## Set exercise
Take all the material and copy it exactly.

## Excerpted data
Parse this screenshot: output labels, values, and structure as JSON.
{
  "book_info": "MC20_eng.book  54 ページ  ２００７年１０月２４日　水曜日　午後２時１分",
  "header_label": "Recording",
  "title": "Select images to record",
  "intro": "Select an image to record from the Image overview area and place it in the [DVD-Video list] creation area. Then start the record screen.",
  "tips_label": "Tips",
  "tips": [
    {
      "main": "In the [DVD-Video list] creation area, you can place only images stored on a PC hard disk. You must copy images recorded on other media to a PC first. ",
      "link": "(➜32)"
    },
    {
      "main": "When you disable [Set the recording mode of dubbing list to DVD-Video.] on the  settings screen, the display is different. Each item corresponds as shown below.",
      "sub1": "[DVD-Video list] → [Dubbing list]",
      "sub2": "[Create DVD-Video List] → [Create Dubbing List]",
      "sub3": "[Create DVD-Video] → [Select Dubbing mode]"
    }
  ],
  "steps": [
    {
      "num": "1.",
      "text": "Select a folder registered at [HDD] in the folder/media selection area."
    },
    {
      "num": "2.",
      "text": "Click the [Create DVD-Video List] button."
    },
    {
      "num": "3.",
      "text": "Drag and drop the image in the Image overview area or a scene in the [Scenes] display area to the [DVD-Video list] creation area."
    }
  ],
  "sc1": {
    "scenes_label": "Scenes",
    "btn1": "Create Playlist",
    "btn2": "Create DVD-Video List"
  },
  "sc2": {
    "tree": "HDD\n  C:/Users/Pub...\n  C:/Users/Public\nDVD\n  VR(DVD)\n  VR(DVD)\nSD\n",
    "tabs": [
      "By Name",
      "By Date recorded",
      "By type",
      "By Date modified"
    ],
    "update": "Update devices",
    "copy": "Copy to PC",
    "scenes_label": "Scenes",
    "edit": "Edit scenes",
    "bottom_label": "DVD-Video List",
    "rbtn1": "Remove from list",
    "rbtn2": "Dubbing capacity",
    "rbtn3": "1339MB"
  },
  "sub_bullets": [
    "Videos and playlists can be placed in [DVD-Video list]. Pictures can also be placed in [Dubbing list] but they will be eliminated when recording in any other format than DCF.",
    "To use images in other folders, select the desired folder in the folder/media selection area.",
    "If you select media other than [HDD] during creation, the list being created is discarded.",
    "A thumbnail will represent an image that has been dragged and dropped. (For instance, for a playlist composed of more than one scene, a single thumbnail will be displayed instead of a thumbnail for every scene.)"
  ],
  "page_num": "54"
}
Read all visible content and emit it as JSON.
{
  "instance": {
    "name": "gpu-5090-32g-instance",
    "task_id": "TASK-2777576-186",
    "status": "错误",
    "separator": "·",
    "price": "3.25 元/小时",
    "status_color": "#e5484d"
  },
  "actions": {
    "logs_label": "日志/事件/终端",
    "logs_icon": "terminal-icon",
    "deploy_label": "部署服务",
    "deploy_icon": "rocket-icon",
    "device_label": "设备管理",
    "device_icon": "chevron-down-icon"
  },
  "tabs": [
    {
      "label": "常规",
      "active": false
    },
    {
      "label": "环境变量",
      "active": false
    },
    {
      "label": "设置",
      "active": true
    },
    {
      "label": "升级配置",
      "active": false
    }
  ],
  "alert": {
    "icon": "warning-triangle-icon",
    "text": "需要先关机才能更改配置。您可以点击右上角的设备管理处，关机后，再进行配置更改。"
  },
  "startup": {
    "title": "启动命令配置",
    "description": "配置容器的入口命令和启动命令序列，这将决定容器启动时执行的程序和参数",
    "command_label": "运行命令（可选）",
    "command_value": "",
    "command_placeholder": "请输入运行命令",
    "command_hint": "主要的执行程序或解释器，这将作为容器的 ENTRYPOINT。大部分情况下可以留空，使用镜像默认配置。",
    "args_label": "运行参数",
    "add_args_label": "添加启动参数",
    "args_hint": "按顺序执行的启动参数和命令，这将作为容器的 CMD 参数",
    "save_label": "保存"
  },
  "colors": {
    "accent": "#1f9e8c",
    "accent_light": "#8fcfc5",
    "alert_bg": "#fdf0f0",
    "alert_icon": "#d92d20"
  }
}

## Response for this exercise
Parse this screenshot: output labels, values, and structure as JSON.
{
  "book_info": "MC20_eng.book  54 ページ  ２００７年１０月２４日　水曜日　午後２時１分",
  "header_label": "Recording",
  "title": "Select images to record",
  "intro": "Select an image to record from the Image overview area and place it in the [DVD-Video list] creation area. Then start the record screen.",
  "tips_label": "Tips",
  "tips": [
    {
      "main": "In the [DVD-Video list] creation area, you can place only images stored on a PC hard disk. You must copy images recorded on other media to a PC first. ",
      "link": "(➜32)"
    },
    {
      "main": "When you disable [Set the recording mode of dubbing list to DVD-Video.] on the  settings screen, the display is different. Each item corresponds as shown below.",
      "sub1": "[DVD-Video list] → [Dubbing list]",
      "sub2": "[Create DVD-Video List] → [Create Dubbing List]",
      "sub3": "[Create DVD-Video] → [Select Dubbing mode]"
    }
  ],
  "steps": [
    {
      "num": "1.",
      "text": "Select a folder registered at [HDD] in the folder/media selection area."
    },
    {
      "num": "2.",
      "text": "Click the [Create DVD-Video List] button."
    },
    {
      "num": "3.",
      "text": "Drag and drop the image in the Image overview area or a scene in the [Scenes] display area to the [DVD-Video list] creation area."
    }
  ],
  "sc1": {
    "scenes_label": "Scenes",
    "btn1": "Create Playlist",
    "btn2": "Create DVD-Video List"
  },
  "sc2": {
    "tree": "HDD\n  C:/Users/Pub...\n  C:/Users/Public\nDVD\n  VR(DVD)\n  VR(DVD)\nSD\n",
    "tabs": [
      "By Name",
      "By Date recorded",
      "By type",
      "By Date modified"
    ],
    "update": "Update devices",
    "copy": "Copy to PC",
    "scenes_label": "Scenes",
    "edit": "Edit scenes",
    "bottom_label": "DVD-Video List",
    "rbtn1": "Remove from list",
    "rbtn2": "Dubbing capacity",
    "rbtn3": "1339MB"
  },
  "sub_bullets": [
    "Videos and playlists can be placed in [DVD-Video list]. Pictures can also be placed in [Dubbing list] but they will be eliminated when recording in any other format than DCF.",
    "To use images in other folders, select the desired folder in the folder/media selection area.",
    "If you select media other than [HDD] during creation, the list being created is discarded.",
    "A thumbnail will represent an image that has been dragged and dropped. (For instance, for a playlist composed of more than one scene, a single thumbnail will be displayed instead of a thumbnail for every scene.)"
  ],
  "page_num": "54"
}
Read all visible content and emit it as JSON.
{
  "instance": {
    "name": "gpu-5090-32g-instance",
    "task_id": "TASK-2777576-186",
    "status": "错误",
    "separator": "·",
    "price": "3.25 元/小时",
    "status_color": "#e5484d"
  },
  "actions": {
    "logs_label": "日志/事件/终端",
    "logs_icon": "terminal-icon",
    "deploy_label": "部署服务",
    "deploy_icon": "rocket-icon",
    "device_label": "设备管理",
    "device_icon": "chevron-down-icon"
  },
  "tabs": [
    {
      "label": "常规",
      "active": false
    },
    {
      "label": "环境变量",
      "active": false
    },
    {
      "label": "设置",
      "active": true
    },
    {
      "label": "升级配置",
      "active": false
    }
  ],
  "alert": {
    "icon": "warning-triangle-icon",
    "text": "需要先关机才能更改配置。您可以点击右上角的设备管理处，关机后，再进行配置更改。"
  },
  "startup": {
    "title": "启动命令配置",
    "description": "配置容器的入口命令和启动命令序列，这将决定容器启动时执行的程序和参数",
    "command_label": "运行命令（可选）",
    "command_value": "",
    "command_placeholder": "请输入运行命令",
    "command_hint": "主要的执行程序或解释器，这将作为容器的 ENTRYPOINT。大部分情况下可以留空，使用镜像默认配置。",
    "args_label": "运行参数",
    "add_args_label": "添加启动参数",
    "args_hint": "按顺序执行的启动参数和命令，这将作为容器的 CMD 参数",
    "save_label": "保存"
  },
  "colors": {
    "accent": "#1f9e8c",
    "accent_light": "#8fcfc5",
    "alert_bg": "#fdf0f0",
    "alert_icon": "#d92d20"
  }
}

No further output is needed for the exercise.